Work out how many lines of the listing hold "regulation", then state only that count.

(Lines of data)
========

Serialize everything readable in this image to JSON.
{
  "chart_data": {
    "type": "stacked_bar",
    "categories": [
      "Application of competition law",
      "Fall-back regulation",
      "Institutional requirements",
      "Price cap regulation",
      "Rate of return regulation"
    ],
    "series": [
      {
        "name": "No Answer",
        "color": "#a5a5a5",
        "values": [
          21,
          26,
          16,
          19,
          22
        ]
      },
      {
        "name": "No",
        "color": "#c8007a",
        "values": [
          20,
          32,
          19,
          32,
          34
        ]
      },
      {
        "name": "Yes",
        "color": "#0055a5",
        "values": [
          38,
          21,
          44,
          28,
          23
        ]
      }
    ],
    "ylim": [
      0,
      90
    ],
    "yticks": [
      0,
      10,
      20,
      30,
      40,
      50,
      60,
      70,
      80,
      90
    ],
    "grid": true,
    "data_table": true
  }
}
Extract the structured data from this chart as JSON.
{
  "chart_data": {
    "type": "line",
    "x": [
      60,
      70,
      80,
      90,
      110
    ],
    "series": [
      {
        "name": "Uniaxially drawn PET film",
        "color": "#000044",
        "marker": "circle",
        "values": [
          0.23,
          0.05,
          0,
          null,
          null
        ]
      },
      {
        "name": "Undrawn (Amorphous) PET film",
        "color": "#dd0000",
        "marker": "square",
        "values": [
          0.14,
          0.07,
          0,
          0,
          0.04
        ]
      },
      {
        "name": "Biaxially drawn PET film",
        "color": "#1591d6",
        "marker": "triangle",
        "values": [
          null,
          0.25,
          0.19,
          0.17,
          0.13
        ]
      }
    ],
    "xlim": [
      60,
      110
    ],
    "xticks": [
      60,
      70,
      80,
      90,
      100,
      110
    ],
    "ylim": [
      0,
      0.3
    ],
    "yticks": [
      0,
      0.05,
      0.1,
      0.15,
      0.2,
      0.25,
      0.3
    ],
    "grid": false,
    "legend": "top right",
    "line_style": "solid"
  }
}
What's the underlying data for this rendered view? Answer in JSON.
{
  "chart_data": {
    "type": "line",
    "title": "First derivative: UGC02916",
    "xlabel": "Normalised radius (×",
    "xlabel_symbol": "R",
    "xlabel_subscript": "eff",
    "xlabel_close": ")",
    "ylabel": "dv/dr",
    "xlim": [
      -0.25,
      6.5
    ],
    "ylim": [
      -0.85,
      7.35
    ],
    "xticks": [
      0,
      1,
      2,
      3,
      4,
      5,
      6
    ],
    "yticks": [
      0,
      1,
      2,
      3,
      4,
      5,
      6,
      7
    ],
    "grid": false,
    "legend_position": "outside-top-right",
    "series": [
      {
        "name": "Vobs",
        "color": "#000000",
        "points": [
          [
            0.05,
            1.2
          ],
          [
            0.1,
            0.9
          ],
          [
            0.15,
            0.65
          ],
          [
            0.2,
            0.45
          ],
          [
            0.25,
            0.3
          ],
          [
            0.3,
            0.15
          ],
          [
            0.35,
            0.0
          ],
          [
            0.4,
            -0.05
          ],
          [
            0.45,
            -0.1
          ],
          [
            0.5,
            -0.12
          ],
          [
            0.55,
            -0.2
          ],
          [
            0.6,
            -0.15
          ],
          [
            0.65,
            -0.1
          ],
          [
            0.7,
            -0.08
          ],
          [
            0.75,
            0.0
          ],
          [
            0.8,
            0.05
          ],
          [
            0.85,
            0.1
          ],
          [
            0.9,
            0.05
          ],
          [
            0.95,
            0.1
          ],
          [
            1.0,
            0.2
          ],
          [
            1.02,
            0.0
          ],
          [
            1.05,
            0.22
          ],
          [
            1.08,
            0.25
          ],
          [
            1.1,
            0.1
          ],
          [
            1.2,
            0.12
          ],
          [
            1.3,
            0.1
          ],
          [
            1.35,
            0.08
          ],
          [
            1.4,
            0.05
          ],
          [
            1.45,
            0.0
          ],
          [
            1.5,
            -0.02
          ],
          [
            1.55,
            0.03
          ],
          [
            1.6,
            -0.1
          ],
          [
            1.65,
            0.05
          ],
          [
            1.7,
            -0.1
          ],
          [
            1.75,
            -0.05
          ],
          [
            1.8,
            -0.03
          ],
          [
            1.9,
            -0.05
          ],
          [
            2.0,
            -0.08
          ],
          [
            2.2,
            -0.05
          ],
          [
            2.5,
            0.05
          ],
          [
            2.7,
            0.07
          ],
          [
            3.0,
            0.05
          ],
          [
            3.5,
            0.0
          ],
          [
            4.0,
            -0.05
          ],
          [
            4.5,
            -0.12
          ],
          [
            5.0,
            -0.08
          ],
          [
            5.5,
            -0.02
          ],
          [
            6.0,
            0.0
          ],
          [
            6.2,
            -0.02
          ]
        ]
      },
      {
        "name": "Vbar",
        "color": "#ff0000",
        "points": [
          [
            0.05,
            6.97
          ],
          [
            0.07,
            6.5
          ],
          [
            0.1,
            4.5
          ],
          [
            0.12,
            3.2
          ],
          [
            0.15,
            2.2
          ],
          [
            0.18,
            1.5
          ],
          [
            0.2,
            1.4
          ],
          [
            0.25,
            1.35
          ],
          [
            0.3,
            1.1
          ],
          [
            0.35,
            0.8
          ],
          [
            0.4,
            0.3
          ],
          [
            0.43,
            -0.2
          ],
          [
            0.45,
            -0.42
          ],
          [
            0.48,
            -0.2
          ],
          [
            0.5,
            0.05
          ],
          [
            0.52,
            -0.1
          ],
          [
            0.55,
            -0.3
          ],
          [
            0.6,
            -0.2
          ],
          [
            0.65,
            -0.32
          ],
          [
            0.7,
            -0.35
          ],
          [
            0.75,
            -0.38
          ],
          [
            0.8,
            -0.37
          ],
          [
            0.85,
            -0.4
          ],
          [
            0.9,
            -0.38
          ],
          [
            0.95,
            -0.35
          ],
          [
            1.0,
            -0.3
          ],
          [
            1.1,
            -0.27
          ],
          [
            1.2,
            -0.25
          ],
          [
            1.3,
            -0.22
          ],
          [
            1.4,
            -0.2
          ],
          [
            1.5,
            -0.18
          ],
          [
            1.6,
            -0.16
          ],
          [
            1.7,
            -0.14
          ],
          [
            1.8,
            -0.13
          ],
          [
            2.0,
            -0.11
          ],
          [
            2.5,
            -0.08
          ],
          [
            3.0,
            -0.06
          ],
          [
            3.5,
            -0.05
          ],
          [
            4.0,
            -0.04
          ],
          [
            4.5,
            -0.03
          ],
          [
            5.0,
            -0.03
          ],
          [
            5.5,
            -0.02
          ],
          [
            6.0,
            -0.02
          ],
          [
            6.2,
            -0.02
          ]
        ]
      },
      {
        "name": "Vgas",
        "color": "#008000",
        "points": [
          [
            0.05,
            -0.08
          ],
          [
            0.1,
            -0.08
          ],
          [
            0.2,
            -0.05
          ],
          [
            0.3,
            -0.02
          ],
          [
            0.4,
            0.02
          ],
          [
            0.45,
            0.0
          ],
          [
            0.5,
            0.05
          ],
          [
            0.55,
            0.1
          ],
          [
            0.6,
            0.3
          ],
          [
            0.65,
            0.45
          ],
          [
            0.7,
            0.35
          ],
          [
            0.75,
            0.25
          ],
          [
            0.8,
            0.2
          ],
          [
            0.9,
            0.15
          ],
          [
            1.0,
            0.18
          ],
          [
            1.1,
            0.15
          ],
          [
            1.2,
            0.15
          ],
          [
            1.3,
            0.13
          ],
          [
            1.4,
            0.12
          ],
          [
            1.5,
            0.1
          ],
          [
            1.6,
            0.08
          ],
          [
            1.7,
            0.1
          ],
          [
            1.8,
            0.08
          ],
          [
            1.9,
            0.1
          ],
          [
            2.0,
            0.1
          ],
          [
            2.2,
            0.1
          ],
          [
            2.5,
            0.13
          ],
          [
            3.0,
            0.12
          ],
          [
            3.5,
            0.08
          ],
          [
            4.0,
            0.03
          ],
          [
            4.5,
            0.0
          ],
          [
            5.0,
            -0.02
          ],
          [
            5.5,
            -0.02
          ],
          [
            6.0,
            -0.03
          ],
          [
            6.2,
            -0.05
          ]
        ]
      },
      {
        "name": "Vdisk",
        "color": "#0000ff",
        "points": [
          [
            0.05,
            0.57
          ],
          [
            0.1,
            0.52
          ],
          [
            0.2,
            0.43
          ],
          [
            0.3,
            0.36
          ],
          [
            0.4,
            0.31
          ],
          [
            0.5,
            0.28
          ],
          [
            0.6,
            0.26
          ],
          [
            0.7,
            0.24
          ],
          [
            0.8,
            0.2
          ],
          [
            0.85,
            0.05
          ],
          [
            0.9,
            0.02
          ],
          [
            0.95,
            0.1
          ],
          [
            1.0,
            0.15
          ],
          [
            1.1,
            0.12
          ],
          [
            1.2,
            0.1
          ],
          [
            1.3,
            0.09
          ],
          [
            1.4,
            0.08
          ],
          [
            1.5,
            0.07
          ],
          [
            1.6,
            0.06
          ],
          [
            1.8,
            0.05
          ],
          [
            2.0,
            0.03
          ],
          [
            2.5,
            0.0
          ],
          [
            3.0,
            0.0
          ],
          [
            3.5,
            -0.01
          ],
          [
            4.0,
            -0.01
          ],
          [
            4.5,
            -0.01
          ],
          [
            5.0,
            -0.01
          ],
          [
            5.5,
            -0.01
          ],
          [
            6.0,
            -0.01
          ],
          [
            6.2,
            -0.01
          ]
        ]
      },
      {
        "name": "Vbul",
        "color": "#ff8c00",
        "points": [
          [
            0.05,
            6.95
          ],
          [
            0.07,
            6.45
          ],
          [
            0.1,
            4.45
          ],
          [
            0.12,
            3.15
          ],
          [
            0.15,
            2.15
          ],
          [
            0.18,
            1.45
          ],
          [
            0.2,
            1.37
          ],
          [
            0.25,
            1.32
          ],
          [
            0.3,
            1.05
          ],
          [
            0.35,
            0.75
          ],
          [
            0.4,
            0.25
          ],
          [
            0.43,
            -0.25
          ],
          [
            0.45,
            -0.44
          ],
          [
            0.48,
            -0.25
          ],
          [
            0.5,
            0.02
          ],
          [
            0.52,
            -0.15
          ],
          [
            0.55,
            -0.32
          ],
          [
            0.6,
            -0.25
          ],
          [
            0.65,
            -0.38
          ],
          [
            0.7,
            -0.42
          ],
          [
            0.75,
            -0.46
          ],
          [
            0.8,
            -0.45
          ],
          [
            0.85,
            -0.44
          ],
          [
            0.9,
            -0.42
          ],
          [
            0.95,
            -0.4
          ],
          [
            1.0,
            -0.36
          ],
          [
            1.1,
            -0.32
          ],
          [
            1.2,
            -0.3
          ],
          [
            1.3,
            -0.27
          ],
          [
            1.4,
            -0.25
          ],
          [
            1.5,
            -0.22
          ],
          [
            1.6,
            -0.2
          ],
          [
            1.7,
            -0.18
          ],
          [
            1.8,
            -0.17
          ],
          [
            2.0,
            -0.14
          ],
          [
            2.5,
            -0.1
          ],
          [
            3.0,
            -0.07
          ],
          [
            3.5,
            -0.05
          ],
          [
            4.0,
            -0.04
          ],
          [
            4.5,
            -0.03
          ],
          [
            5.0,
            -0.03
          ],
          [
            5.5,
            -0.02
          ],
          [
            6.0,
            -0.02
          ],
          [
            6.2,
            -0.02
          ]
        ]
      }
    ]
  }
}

========

▸ OUTPUT:
3